● EXERCISE:
Can you retype every record below exactly as written?

= = =

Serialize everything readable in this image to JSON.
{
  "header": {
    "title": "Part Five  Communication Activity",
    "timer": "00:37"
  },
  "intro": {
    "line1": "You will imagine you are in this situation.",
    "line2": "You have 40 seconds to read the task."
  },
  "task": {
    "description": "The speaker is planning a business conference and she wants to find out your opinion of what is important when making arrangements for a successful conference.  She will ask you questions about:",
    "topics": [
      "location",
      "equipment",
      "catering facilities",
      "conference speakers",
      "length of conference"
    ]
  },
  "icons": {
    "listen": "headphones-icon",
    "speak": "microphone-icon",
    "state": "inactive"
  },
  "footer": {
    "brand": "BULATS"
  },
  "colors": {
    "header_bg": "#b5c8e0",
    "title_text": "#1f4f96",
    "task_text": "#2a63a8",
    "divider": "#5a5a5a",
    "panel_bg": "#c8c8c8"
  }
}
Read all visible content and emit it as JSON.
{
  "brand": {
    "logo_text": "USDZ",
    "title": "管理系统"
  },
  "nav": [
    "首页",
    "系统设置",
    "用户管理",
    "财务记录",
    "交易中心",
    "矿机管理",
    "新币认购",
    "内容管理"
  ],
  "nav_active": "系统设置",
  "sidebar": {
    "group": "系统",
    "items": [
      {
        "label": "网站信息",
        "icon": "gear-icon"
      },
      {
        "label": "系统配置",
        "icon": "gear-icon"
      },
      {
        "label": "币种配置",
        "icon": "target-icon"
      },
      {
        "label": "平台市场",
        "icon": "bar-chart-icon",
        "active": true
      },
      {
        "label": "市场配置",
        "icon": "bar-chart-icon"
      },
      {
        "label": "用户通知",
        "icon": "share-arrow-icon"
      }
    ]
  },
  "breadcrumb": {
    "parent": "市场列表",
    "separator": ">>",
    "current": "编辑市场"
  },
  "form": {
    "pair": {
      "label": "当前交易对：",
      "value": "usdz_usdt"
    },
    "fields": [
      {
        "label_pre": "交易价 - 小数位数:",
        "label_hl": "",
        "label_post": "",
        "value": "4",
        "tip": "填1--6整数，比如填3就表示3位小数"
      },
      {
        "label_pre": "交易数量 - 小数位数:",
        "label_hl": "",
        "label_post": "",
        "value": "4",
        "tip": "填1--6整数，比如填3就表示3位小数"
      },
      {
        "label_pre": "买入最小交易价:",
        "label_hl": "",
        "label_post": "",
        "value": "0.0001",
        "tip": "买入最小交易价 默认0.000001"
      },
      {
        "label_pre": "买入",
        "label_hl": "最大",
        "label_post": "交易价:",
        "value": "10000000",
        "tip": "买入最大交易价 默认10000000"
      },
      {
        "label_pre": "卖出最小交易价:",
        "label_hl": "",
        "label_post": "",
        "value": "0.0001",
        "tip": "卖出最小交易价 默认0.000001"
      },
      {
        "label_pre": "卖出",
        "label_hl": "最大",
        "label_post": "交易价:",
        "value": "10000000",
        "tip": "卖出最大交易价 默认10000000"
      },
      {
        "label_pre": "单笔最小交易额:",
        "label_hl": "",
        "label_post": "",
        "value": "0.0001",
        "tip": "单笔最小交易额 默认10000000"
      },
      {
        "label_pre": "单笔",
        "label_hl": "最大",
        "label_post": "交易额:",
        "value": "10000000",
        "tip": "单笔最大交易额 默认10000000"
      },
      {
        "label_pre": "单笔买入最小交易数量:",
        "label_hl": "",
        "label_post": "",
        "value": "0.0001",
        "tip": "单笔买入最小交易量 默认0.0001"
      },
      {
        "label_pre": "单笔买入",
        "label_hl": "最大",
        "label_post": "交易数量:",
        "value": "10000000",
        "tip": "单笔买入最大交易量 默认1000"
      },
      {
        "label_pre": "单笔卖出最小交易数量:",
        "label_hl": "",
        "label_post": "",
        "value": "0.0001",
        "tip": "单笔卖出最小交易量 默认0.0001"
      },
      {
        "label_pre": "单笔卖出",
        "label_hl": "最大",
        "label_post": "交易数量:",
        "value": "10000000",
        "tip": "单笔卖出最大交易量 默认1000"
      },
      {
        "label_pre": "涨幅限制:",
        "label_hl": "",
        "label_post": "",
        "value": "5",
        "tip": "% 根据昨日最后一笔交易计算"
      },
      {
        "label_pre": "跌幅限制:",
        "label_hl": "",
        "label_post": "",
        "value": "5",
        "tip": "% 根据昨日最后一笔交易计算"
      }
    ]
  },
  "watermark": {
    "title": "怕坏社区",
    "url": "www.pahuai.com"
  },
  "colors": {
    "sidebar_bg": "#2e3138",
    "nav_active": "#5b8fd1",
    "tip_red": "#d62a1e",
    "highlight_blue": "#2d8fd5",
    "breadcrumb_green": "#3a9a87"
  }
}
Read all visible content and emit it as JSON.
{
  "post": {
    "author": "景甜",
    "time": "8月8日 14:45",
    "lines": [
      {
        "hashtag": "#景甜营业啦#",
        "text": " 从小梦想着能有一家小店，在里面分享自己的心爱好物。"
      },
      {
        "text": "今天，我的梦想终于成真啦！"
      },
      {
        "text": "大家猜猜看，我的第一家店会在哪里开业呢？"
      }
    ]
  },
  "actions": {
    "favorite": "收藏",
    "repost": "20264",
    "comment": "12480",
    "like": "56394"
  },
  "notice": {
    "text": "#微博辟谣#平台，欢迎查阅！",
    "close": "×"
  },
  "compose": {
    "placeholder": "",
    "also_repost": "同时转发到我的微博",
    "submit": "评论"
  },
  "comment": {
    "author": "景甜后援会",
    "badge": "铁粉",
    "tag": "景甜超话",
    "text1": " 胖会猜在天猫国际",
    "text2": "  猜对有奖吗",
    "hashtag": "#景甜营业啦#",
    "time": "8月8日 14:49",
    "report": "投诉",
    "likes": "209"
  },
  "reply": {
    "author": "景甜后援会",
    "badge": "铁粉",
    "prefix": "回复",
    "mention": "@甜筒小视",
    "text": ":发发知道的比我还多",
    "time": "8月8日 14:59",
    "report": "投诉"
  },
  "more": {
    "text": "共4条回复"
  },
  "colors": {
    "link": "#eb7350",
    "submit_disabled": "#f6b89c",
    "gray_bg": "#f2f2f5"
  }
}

= = =

● ANSWER TO THE TASK:
Serialize everything readable in this image to JSON.
{
  "header": {
    "title": "Part Five  Communication Activity",
    "timer": "00:37"
  },
  "intro": {
    "line1": "You will imagine you are in this situation.",
    "line2": "You have 40 seconds to read the task."
  },
  "task": {
    "description": "The speaker is planning a business conference and she wants to find out your opinion of what is important when making arrangements for a successful conference.  She will ask you questions about:",
    "topics": [
      "location",
      "equipment",
      "catering facilities",
      "conference speakers",
      "length of conference"
    ]
  },
  "icons": {
    "listen": "headphones-icon",
    "speak": "microphone-icon",
    "state": "inactive"
  },
  "footer": {
    "brand": "BULATS"
  },
  "colors": {
    "header_bg": "#b5c8e0",
    "title_text": "#1f4f96",
    "task_text": "#2a63a8",
    "divider": "#5a5a5a",
    "panel_bg": "#c8c8c8"
  }
}
Read all visible content and emit it as JSON.
{
  "brand": {
    "logo_text": "USDZ",
    "title": "管理系统"
  },
  "nav": [
    "首页",
    "系统设置",
    "用户管理",
    "财务记录",
    "交易中心",
    "矿机管理",
    "新币认购",
    "内容管理"
  ],
  "nav_active": "系统设置",
  "sidebar": {
    "group": "系统",
    "items": [
      {
        "label": "网站信息",
        "icon": "gear-icon"
      },
      {
        "label": "系统配置",
        "icon": "gear-icon"
      },
      {
        "label": "币种配置",
        "icon": "target-icon"
      },
      {
        "label": "平台市场",
        "icon": "bar-chart-icon",
        "active": true
      },
      {
        "label": "市场配置",
        "icon": "bar-chart-icon"
      },
      {
        "label": "用户通知",
        "icon": "share-arrow-icon"
      }
    ]
  },
  "breadcrumb": {
    "parent": "市场列表",
    "separator": ">>",
    "current": "编辑市场"
  },
  "form": {
    "pair": {
      "label": "当前交易对：",
      "value": "usdz_usdt"
    },
    "fields": [
      {
        "label_pre": "交易价 - 小数位数:",
        "label_hl": "",
        "label_post": "",
        "value": "4",
        "tip": "填1--6整数，比如填3就表示3位小数"
      },
      {
        "label_pre": "交易数量 - 小数位数:",
        "label_hl": "",
        "label_post": "",
        "value": "4",
        "tip": "填1--6整数，比如填3就表示3位小数"
      },
      {
        "label_pre": "买入最小交易价:",
        "label_hl": "",
        "label_post": "",
        "value": "0.0001",
        "tip": "买入最小交易价 默认0.000001"
      },
      {
        "label_pre": "买入",
        "label_hl": "最大",
        "label_post": "交易价:",
        "value": "10000000",
        "tip": "买入最大交易价 默认10000000"
      },
      {
        "label_pre": "卖出最小交易价:",
        "label_hl": "",
        "label_post": "",
        "value": "0.0001",
        "tip": "卖出最小交易价 默认0.000001"
      },
      {
        "label_pre": "卖出",
        "label_hl": "最大",
        "label_post": "交易价:",
        "value": "10000000",
        "tip": "卖出最大交易价 默认10000000"
      },
      {
        "label_pre": "单笔最小交易额:",
        "label_hl": "",
        "label_post": "",
        "value": "0.0001",
        "tip": "单笔最小交易额 默认10000000"
      },
      {
        "label_pre": "单笔",
        "label_hl": "最大",
        "label_post": "交易额:",
        "value": "10000000",
        "tip": "单笔最大交易额 默认10000000"
      },
      {
        "label_pre": "单笔买入最小交易数量:",
        "label_hl": "",
        "label_post": "",
        "value": "0.0001",
        "tip": "单笔买入最小交易量 默认0.0001"
      },
      {
        "label_pre": "单笔买入",
        "label_hl": "最大",
        "label_post": "交易数量:",
        "value": "10000000",
        "tip": "单笔买入最大交易量 默认1000"
      },
      {
        "label_pre": "单笔卖出最小交易数量:",
        "label_hl": "",
        "label_post": "",
        "value": "0.0001",
        "tip": "单笔卖出最小交易量 默认0.0001"
      },
      {
        "label_pre": "单笔卖出",
        "label_hl": "最大",
        "label_post": "交易数量:",
        "value": "10000000",
        "tip": "单笔卖出最大交易量 默认1000"
      },
      {
        "label_pre": "涨幅限制:",
        "label_hl": "",
        "label_post": "",
        "value": "5",
        "tip": "% 根据昨日最后一笔交易计算"
      },
      {
        "label_pre": "跌幅限制:",
        "label_hl": "",
        "label_post": "",
        "value": "5",
        "tip": "% 根据昨日最后一笔交易计算"
      }
    ]
  },
  "watermark": {
    "title": "怕坏社区",
    "url": "www.pahuai.com"
  },
  "colors": {
    "sidebar_bg": "#2e3138",
    "nav_active": "#5b8fd1",
    "tip_red": "#d62a1e",
    "highlight_blue": "#2d8fd5",
    "breadcrumb_green": "#3a9a87"
  }
}
Read all visible content and emit it as JSON.
{
  "post": {
    "author": "景甜",
    "time": "8月8日 14:45",
    "lines": [
      {
        "hashtag": "#景甜营业啦#",
        "text": " 从小梦想着能有一家小店，在里面分享自己的心爱好物。"
      },
      {
        "text": "今天，我的梦想终于成真啦！"
      },
      {
        "text": "大家猜猜看，我的第一家店会在哪里开业呢？"
      }
    ]
  },
  "actions": {
    "favorite": "收藏",
    "repost": "20264",
    "comment": "12480",
    "like": "56394"
  },
  "notice": {
    "text": "#微博辟谣#平台，欢迎查阅！",
    "close": "×"
  },
  "compose": {
    "placeholder": "",
    "also_repost": "同时转发到我的微博",
    "submit": "评论"
  },
  "comment": {
    "author": "景甜后援会",
    "badge": "铁粉",
    "tag": "景甜超话",
    "text1": " 胖会猜在天猫国际",
    "text2": "  猜对有奖吗",
    "hashtag": "#景甜营业啦#",
    "time": "8月8日 14:49",
    "report": "投诉",
    "likes": "209"
  },
  "reply": {
    "author": "景甜后援会",
    "badge": "铁粉",
    "prefix": "回复",
    "mention": "@甜筒小视",
    "text": ":发发知道的比我还多",
    "time": "8月8日 14:59",
    "report": "投诉"
  },
  "more": {
    "text": "共4条回复"
  },
  "colors": {
    "link": "#eb7350",
    "submit_disabled": "#f6b89c",
    "gray_bg": "#f2f2f5"
  }
}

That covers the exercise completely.